→ **Task prompt**
Scan the material below for the string "подключении", and copy every line where it shows up.

§ §

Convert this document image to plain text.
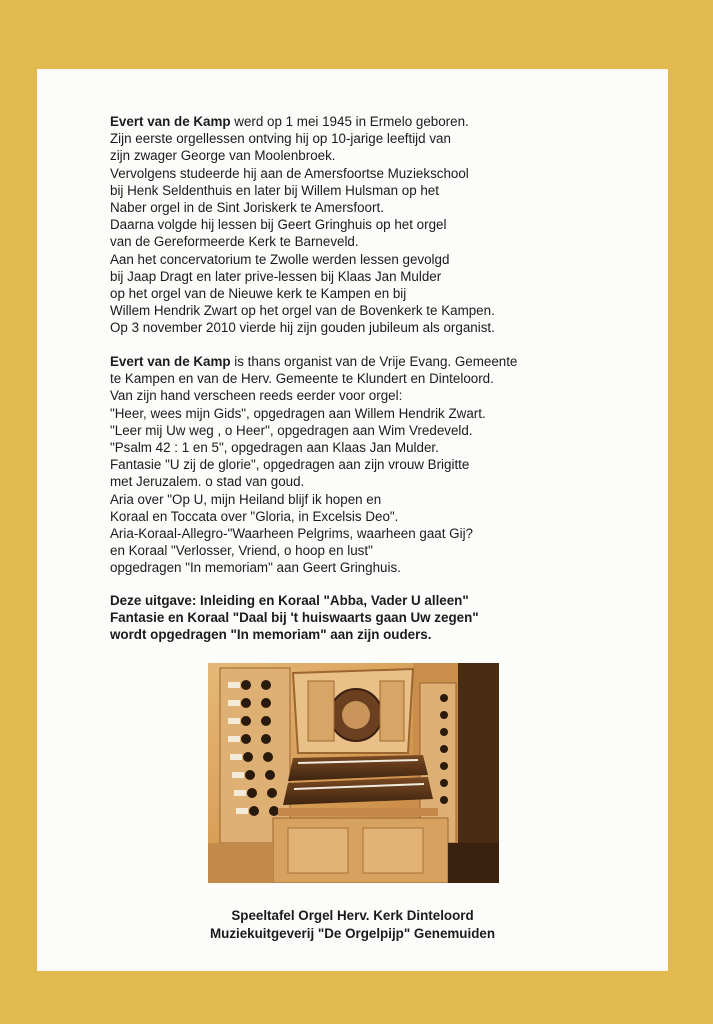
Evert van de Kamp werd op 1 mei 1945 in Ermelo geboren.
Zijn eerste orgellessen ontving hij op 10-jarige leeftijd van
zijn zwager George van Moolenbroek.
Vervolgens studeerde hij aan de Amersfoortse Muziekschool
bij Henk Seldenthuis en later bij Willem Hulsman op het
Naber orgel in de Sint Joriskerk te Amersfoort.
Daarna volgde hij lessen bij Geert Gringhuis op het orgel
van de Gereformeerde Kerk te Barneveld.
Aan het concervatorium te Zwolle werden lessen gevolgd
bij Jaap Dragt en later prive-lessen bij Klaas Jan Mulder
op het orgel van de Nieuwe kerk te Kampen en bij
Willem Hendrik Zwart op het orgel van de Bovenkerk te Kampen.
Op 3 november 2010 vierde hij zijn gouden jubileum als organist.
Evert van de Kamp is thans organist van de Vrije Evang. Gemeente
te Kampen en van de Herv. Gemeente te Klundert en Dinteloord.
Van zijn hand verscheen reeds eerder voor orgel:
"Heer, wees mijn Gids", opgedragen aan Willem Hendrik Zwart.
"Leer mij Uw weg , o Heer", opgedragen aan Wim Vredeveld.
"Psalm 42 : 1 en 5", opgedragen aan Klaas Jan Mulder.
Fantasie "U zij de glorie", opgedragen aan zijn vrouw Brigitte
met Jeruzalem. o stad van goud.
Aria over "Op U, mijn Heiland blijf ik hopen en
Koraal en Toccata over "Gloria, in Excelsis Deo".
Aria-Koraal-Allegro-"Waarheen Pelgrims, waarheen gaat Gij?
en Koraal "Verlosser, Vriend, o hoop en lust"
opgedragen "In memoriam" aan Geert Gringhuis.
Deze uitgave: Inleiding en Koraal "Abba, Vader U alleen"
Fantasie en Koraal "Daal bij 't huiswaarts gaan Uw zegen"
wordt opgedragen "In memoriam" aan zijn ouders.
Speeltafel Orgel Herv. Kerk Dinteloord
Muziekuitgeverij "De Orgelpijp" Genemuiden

§ §

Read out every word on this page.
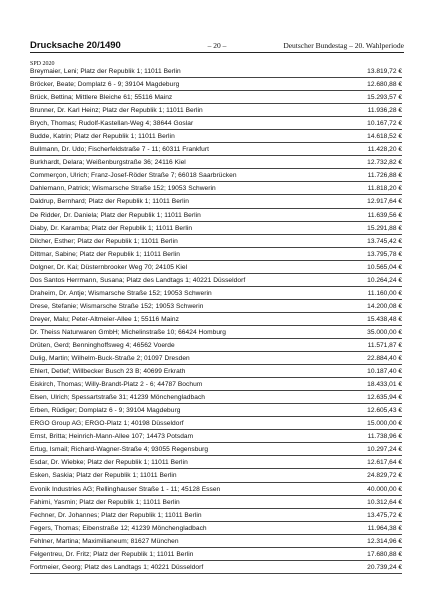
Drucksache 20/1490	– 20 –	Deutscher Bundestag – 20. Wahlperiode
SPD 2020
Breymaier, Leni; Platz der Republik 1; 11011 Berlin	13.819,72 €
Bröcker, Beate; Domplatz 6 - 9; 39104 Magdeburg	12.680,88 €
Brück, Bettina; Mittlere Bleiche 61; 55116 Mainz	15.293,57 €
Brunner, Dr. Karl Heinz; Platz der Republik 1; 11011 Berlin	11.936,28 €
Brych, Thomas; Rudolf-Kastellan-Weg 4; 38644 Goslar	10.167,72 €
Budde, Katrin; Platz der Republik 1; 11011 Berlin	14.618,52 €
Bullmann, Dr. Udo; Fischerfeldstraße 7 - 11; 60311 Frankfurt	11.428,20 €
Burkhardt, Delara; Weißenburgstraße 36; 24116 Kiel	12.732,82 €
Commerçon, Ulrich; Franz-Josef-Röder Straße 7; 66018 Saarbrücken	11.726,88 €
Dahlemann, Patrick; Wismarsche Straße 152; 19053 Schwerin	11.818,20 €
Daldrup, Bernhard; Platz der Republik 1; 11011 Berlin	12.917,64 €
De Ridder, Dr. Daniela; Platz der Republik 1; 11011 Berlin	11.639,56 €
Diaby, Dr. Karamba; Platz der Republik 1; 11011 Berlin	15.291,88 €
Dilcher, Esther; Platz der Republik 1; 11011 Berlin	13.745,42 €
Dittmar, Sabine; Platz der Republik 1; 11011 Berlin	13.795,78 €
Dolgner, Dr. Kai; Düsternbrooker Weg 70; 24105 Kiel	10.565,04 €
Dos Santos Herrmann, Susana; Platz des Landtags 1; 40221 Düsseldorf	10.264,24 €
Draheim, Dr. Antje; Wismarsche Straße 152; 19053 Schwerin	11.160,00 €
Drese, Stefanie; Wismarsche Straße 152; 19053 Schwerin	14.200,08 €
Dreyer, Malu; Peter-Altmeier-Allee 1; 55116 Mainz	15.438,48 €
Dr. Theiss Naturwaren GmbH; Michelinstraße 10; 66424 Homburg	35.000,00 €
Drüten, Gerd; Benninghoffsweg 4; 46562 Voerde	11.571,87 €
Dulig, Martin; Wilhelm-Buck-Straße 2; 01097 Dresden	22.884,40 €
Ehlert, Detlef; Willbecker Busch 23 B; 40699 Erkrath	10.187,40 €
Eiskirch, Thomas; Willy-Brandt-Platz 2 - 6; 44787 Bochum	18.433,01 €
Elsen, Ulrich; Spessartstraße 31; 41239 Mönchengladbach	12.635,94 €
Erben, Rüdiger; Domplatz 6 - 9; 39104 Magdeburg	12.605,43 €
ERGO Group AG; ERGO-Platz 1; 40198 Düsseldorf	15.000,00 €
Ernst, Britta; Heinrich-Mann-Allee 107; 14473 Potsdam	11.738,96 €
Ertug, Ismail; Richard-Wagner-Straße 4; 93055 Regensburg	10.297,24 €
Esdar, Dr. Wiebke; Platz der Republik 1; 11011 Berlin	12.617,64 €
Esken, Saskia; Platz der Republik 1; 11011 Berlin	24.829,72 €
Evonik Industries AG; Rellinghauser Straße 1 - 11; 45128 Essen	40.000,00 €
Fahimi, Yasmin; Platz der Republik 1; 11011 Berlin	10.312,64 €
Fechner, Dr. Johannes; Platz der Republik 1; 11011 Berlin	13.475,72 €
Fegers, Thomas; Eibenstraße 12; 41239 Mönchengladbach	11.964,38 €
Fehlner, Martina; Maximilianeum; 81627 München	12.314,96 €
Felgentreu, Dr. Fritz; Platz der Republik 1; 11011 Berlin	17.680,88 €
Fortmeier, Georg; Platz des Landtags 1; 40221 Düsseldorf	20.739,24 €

§ §

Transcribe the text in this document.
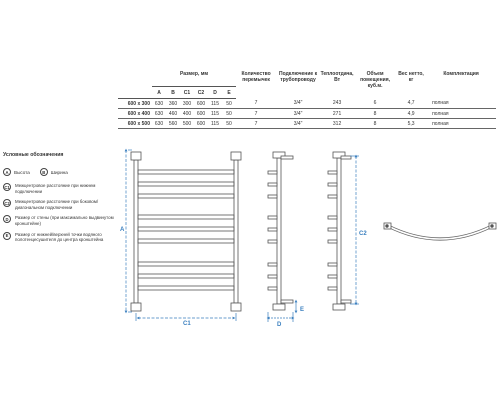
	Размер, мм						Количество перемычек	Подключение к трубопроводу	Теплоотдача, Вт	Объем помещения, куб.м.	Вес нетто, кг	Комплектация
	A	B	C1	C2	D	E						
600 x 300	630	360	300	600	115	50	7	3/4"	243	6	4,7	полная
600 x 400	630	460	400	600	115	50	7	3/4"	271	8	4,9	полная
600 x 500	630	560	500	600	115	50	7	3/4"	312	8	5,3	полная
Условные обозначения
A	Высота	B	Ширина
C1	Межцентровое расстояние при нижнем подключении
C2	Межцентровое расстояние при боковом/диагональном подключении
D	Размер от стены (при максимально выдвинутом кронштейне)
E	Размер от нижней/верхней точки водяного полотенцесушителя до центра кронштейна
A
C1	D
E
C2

§ §

→ **Exercise solution**
C1	Межцентровое расстояние при нижнем подключении
C2	Межцентровое расстояние при боковом/диагональном подключении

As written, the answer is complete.